[Records excerpted from a collection]
──────────────────────────────
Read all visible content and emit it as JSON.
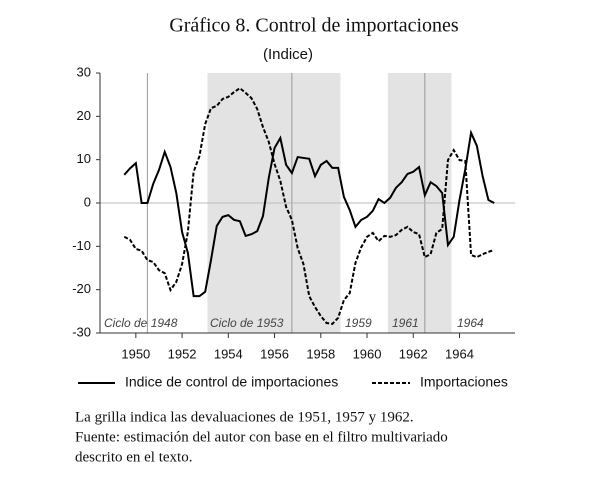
{
  "chart_data": {
    "type": "line",
    "title": "Gráfico 8. Control de importaciones",
    "subtitle": "(Indice)",
    "xlim": [
      1948.45,
      1966.4
    ],
    "ylim": [
      -30,
      30
    ],
    "xticks": [
      1950,
      1952,
      1954,
      1956,
      1958,
      1960,
      1962,
      1964
    ],
    "yticks": [
      30,
      20,
      10,
      0,
      -10,
      -20,
      -30
    ],
    "shaded_periods": [
      [
        1953.1,
        1958.85
      ],
      [
        1960.9,
        1963.65
      ]
    ],
    "grid_x": [
      1950.5,
      1956.75,
      1962.5
    ],
    "annotations": [
      "Ciclo de 1948",
      "Ciclo de 1953",
      "1959",
      "1961",
      "1964"
    ],
    "x": [
      1949.5,
      1949.75,
      1950,
      1950.25,
      1950.5,
      1950.75,
      1951,
      1951.25,
      1951.5,
      1951.75,
      1952,
      1952.25,
      1952.5,
      1952.75,
      1953,
      1953.25,
      1953.5,
      1953.75,
      1954,
      1954.25,
      1954.5,
      1954.75,
      1955,
      1955.25,
      1955.5,
      1955.75,
      1956,
      1956.25,
      1956.5,
      1956.75,
      1957,
      1957.25,
      1957.5,
      1957.75,
      1958,
      1958.25,
      1958.5,
      1958.75,
      1959,
      1959.25,
      1959.5,
      1959.75,
      1960,
      1960.25,
      1960.5,
      1960.75,
      1961,
      1961.25,
      1961.5,
      1961.75,
      1962,
      1962.25,
      1962.5,
      1962.75,
      1963,
      1963.25,
      1963.5,
      1963.75,
      1964,
      1964.25,
      1964.5,
      1964.75,
      1965,
      1965.25,
      1965.5
    ],
    "series": [
      {
        "name": "Indice de control de importaciones",
        "color": "#000000",
        "style": "solid",
        "values": [
          6.5,
          8,
          9.2,
          0,
          0,
          4.4,
          7.6,
          11.8,
          8.3,
          2.3,
          -6.7,
          -11.5,
          -21.5,
          -21.5,
          -20.5,
          -13.2,
          -5.3,
          -3.2,
          -2.8,
          -3.9,
          -4.2,
          -7.6,
          -7.2,
          -6.5,
          -3,
          5.8,
          12.7,
          15,
          8.8,
          6.9,
          10.6,
          10.4,
          10.2,
          6.2,
          8.8,
          9.7,
          8.1,
          8.1,
          1.4,
          -1.6,
          -5.5,
          -3.9,
          -3.2,
          -1.8,
          0.9,
          0,
          1.2,
          3.5,
          4.8,
          6.7,
          7.2,
          8.3,
          1.8,
          4.8,
          3.9,
          2.3,
          -9.7,
          -7.8,
          0.7,
          7.8,
          16.2,
          13.2,
          6.2,
          0.7,
          0
        ]
      },
      {
        "name": "Importaciones",
        "color": "#000000",
        "style": "dashed",
        "values": [
          -7.8,
          -8.5,
          -10.6,
          -11,
          -13.2,
          -13.6,
          -15.5,
          -16.2,
          -20.1,
          -18.2,
          -14.1,
          -6.7,
          7.2,
          10.8,
          18.2,
          21.9,
          22.4,
          24,
          24.5,
          25.6,
          26.5,
          25.4,
          24.2,
          21.7,
          17.5,
          14.1,
          9,
          5.1,
          -0.9,
          -3.9,
          -10.4,
          -14.1,
          -21.5,
          -24,
          -26.1,
          -27.7,
          -27.9,
          -26.5,
          -22.4,
          -20.8,
          -13.8,
          -10.2,
          -7.8,
          -6.9,
          -8.8,
          -7.6,
          -7.8,
          -7.4,
          -6.2,
          -5.5,
          -6.7,
          -7.2,
          -12.5,
          -11.8,
          -6.9,
          -6,
          9.9,
          12.2,
          9.9,
          9.7,
          -12,
          -12.5,
          -11.8,
          -11.3,
          -10.8
        ]
      }
    ],
    "notes": [
      "La grilla indica las devaluaciones de 1951, 1957 y 1962.",
      "Fuente: estimación del autor con base en el filtro multivariado",
      "descrito en el texto."
    ]
  }
}
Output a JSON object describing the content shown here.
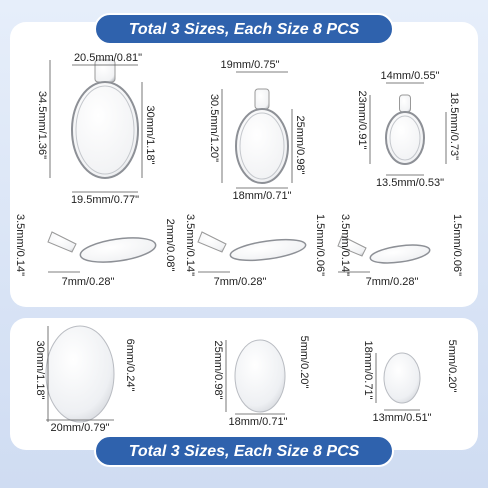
{
  "header": {
    "title": "Total 3 Sizes, Each Size 8 PCS"
  },
  "pendants": [
    {
      "top_width": "20.5mm/0.81\"",
      "height": "34.5mm/1.36\"",
      "inner_height": "30mm/1.18\"",
      "bottom_width": "19.5mm/0.77\""
    },
    {
      "top_width": "19mm/0.75\"",
      "height": "30.5mm/1.20\"",
      "inner_height": "25mm/0.98\"",
      "bottom_width": "18mm/0.71\""
    },
    {
      "top_width": "14mm/0.55\"",
      "height": "23mm/0.91\"",
      "inner_height": "18.5mm/0.73\"",
      "bottom_width": "13.5mm/0.53\""
    }
  ],
  "side_views": [
    {
      "bail": "3.5mm/0.14\"",
      "thickness": "2mm/0.08\"",
      "depth": "7mm/0.28\""
    },
    {
      "bail": "3.5mm/0.14\"",
      "thickness": "1.5mm/0.06\"",
      "depth": "7mm/0.28\""
    },
    {
      "bail": "3.5mm/0.14\"",
      "thickness": "1.5mm/0.06\"",
      "depth": "7mm/0.28\""
    }
  ],
  "cabochons": [
    {
      "height": "30mm/1.18\"",
      "thickness": "6mm/0.24\"",
      "width": "20mm/0.79\""
    },
    {
      "height": "25mm/0.98\"",
      "thickness": "5mm/0.20\"",
      "width": "18mm/0.71\""
    },
    {
      "height": "18mm/0.71\"",
      "thickness": "5mm/0.20\"",
      "width": "13mm/0.51\""
    }
  ],
  "footer": {
    "title": "Total 3 Sizes, Each Size 8 PCS"
  }
}
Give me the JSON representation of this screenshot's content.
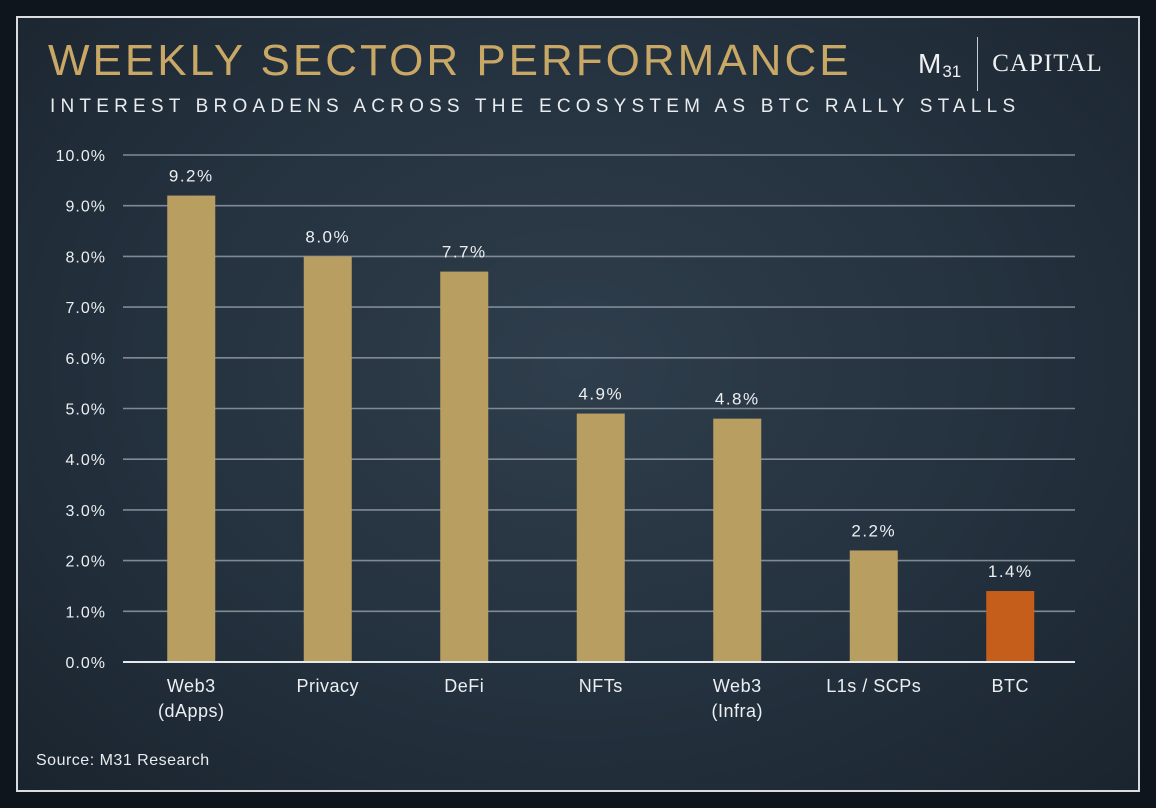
{
  "header": {
    "title": "WEEKLY SECTOR PERFORMANCE",
    "subtitle": "INTEREST BROADENS ACROSS THE ECOSYSTEM AS BTC RALLY STALLS"
  },
  "logo": {
    "mark": "M",
    "mark_sub": "31",
    "word": "CAPITAL"
  },
  "footer": {
    "source": "Source: M31 Research"
  },
  "colors": {
    "bar": "#b99e62",
    "highlight_bar": "#c45e1a",
    "title": "#c9a765",
    "grid": "#7f8a95",
    "axis": "#e6e9ec"
  },
  "chart_data": {
    "type": "bar",
    "categories": [
      [
        "Web3",
        "(dApps)"
      ],
      [
        "Privacy"
      ],
      [
        "DeFi"
      ],
      [
        "NFTs"
      ],
      [
        "Web3",
        "(Infra)"
      ],
      [
        "L1s / SCPs"
      ],
      [
        "BTC"
      ]
    ],
    "values": [
      9.2,
      8.0,
      7.7,
      4.9,
      4.8,
      2.2,
      1.4
    ],
    "value_labels": [
      "9.2%",
      "8.0%",
      "7.7%",
      "4.9%",
      "4.8%",
      "2.2%",
      "1.4%"
    ],
    "highlight_index": 6,
    "ylim": [
      0,
      10
    ],
    "y_ticks": [
      0,
      1,
      2,
      3,
      4,
      5,
      6,
      7,
      8,
      9,
      10
    ],
    "y_tick_labels": [
      "0.0%",
      "1.0%",
      "2.0%",
      "3.0%",
      "4.0%",
      "5.0%",
      "6.0%",
      "7.0%",
      "8.0%",
      "9.0%",
      "10.0%"
    ],
    "grid": true,
    "legend": "none"
  }
}
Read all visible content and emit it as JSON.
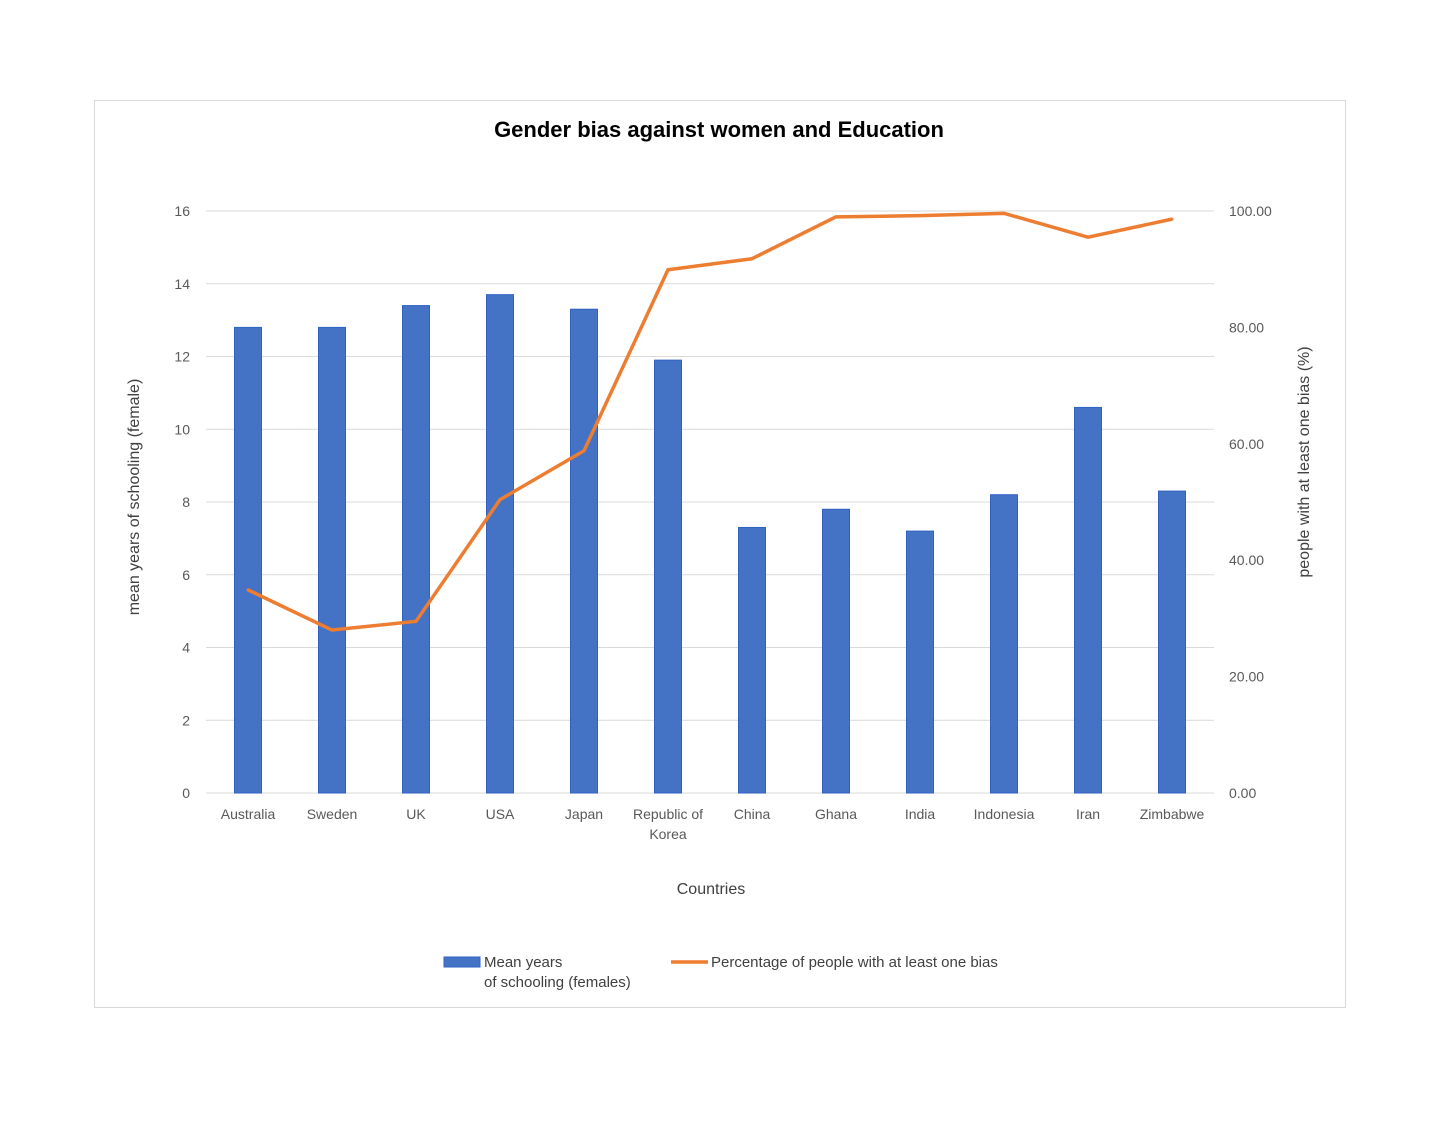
{
  "chart_data": {
    "type": "bar",
    "title": "Gender bias against women and Education",
    "xlabel": "Countries",
    "ylabel": "mean years of schooling (female)",
    "y2label": "people with at least one bias (%)",
    "categories": [
      [
        "Australia"
      ],
      [
        "Sweden"
      ],
      [
        "UK"
      ],
      [
        "USA"
      ],
      [
        "Japan"
      ],
      [
        "Republic of",
        "Korea"
      ],
      [
        "China"
      ],
      [
        "Ghana"
      ],
      [
        "India"
      ],
      [
        "Indonesia"
      ],
      [
        "Iran"
      ],
      [
        "Zimbabwe"
      ]
    ],
    "ylim": [
      0,
      16
    ],
    "y_ticks": [
      "0",
      "2",
      "4",
      "6",
      "8",
      "10",
      "12",
      "14",
      "16"
    ],
    "y2lim": [
      0,
      100
    ],
    "y2_ticks": [
      "0.00",
      "20.00",
      "40.00",
      "60.00",
      "80.00",
      "100.00"
    ],
    "grid": true,
    "legend_position": "bottom",
    "series": [
      {
        "name": "Mean years of schooling (females)",
        "legend_lines": [
          "Mean years",
          "of schooling (females)"
        ],
        "type": "bar",
        "axis": "left",
        "color": "#4472C4",
        "values": [
          12.8,
          12.8,
          13.4,
          13.7,
          13.3,
          11.9,
          7.3,
          7.8,
          7.2,
          8.2,
          10.6,
          8.3
        ]
      },
      {
        "name": "Percentage of people with at least one bias",
        "legend_lines": [
          "Percentage of people with at least one bias"
        ],
        "type": "line",
        "axis": "right",
        "color": "#ED7D31",
        "values": [
          34.9,
          28.0,
          29.5,
          50.4,
          58.8,
          89.9,
          91.8,
          99.0,
          99.2,
          99.6,
          95.5,
          98.6
        ]
      }
    ]
  }
}
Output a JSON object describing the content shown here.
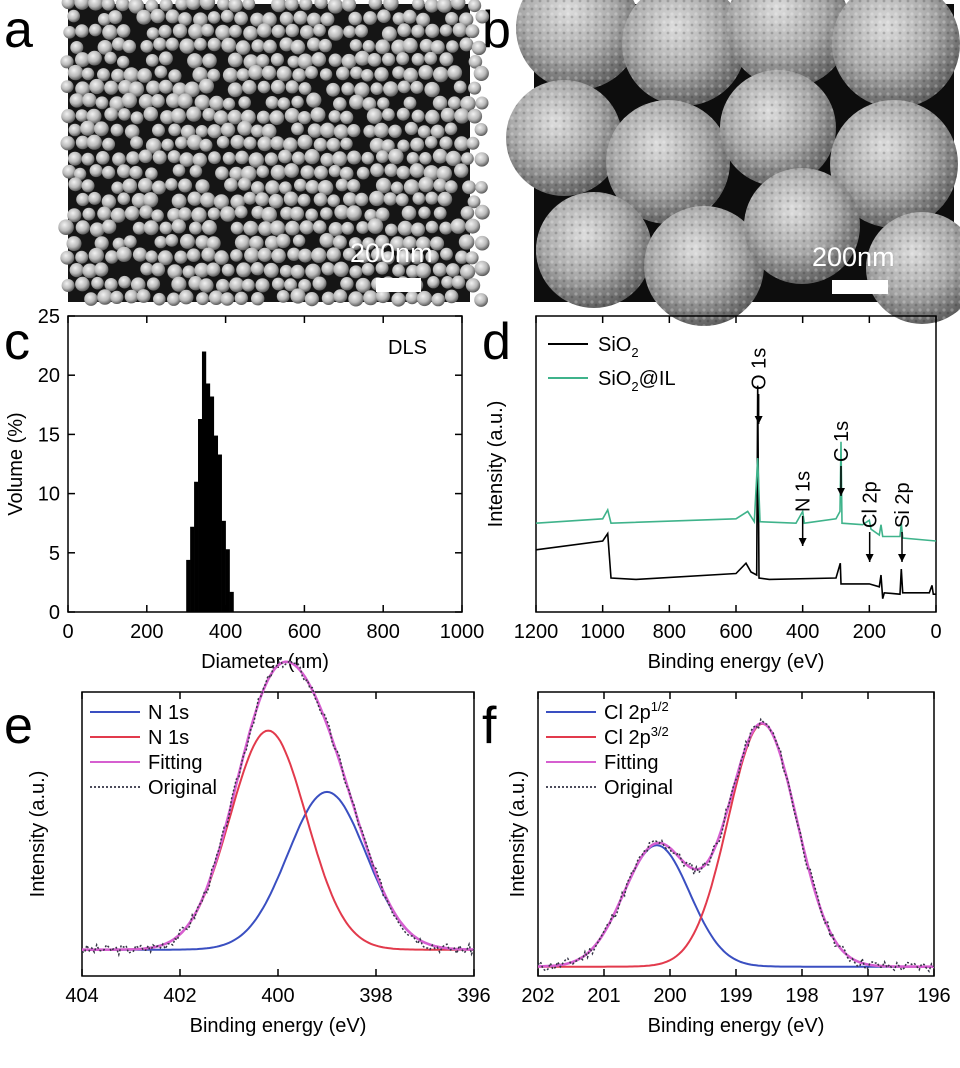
──────────────────────────────
Work to be completed – List all lines in the material containing the string "bias".

Answer for the task –
    "title": "Gender bias against women and Education",
    "y2label": "people with at least one bias (%)",
        "name": "Percentage of people with at least one bias",
          "Percentage of people with at least one bias"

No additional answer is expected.